AVAILABLE DATA:

_ _ _ _ _

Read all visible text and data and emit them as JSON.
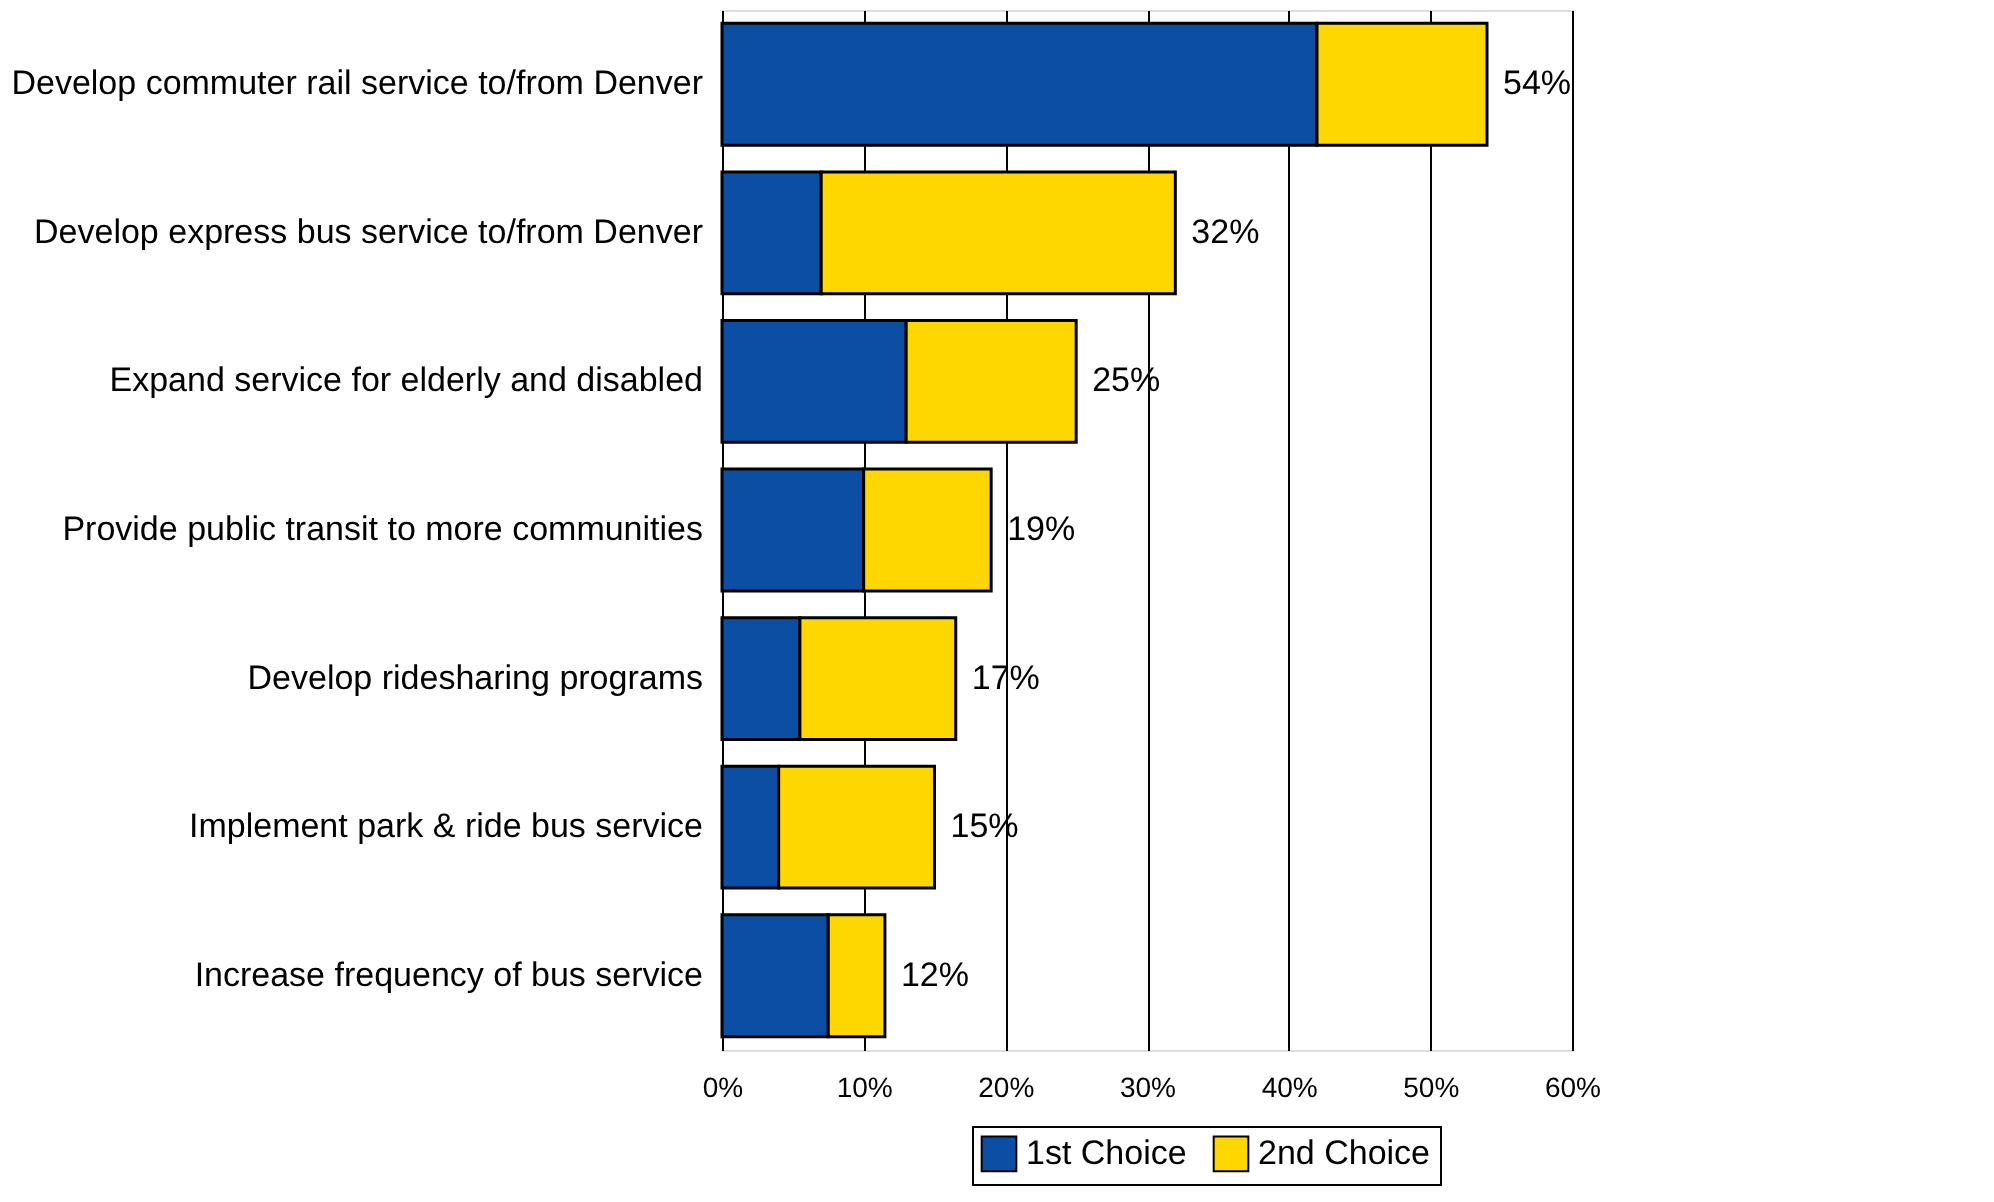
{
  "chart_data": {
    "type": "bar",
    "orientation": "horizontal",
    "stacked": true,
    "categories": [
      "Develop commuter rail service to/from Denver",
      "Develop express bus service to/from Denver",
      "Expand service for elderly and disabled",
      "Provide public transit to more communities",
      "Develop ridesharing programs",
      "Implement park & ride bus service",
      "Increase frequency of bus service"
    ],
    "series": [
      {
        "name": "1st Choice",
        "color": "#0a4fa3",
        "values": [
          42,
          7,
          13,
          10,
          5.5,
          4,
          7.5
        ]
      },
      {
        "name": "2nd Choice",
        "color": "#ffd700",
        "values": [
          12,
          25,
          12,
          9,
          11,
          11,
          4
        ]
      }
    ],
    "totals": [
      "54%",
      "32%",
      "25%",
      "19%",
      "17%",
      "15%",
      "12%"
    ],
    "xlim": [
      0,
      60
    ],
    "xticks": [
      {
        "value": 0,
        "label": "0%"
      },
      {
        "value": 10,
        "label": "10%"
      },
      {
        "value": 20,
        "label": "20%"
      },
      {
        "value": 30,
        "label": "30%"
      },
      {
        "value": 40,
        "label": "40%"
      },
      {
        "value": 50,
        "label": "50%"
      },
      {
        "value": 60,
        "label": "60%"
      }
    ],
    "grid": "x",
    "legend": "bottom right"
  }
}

_ _ _ _ _

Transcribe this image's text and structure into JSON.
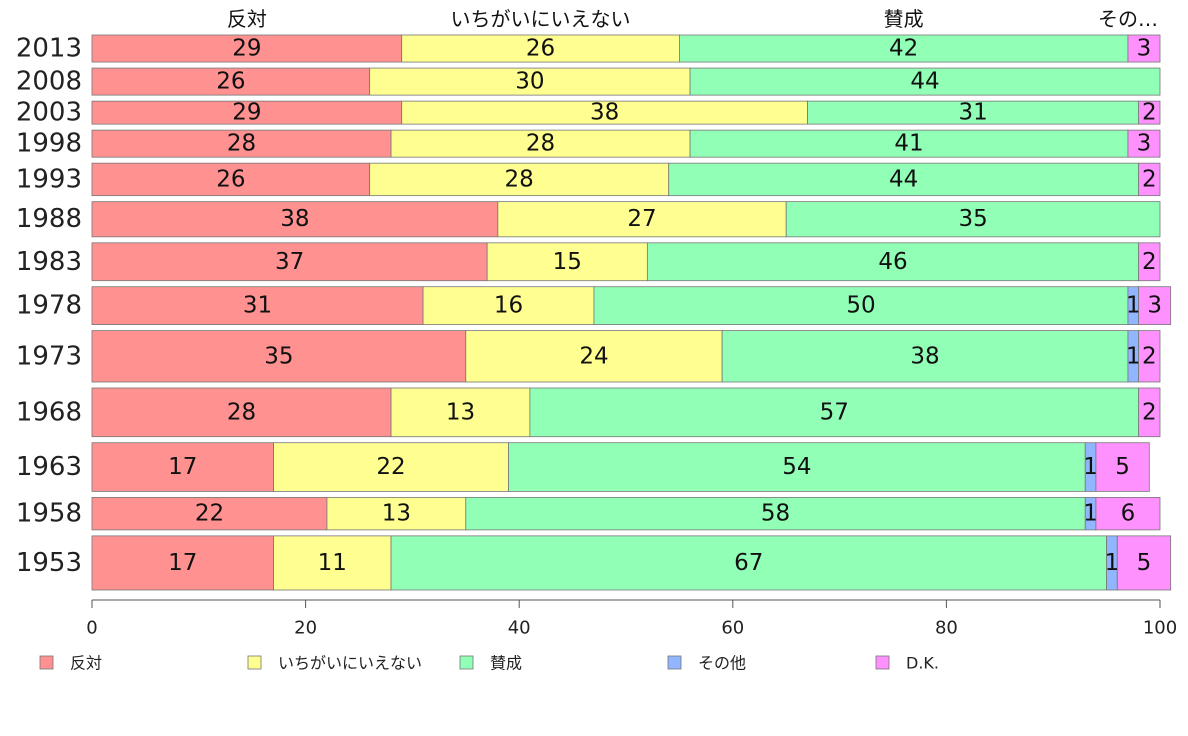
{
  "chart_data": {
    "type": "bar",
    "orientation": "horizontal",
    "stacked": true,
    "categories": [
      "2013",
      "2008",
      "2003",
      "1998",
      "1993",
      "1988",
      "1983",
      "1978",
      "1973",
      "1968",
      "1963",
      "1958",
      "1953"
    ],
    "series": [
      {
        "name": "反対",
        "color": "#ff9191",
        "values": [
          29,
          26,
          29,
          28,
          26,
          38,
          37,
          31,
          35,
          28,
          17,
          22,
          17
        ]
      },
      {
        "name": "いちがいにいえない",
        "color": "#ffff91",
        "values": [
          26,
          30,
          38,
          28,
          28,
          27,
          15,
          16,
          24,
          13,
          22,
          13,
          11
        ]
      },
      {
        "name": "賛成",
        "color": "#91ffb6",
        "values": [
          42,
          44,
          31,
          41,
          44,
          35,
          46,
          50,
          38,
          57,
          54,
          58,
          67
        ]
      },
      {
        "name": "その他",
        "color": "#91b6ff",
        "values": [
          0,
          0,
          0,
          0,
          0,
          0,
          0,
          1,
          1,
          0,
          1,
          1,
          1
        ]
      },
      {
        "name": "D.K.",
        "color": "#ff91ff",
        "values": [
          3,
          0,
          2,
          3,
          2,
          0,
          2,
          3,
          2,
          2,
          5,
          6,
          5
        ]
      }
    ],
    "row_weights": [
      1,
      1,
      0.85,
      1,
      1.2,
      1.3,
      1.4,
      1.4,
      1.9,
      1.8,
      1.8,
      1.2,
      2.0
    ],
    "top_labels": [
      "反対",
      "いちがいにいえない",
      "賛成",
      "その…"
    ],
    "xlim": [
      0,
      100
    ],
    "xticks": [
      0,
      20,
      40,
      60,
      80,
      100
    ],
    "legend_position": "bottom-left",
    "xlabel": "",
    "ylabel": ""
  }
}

_ _ _ _ _

TASK: Which lines above hold the word "service"? Copy each of them.

EXERCISE RESULT:
      "Develop commuter rail service to/from Denver",
      "Develop express bus service to/from Denver",
      "Expand service for elderly and disabled",
      "Implement park & ride bus service",
      "Increase frequency of bus service"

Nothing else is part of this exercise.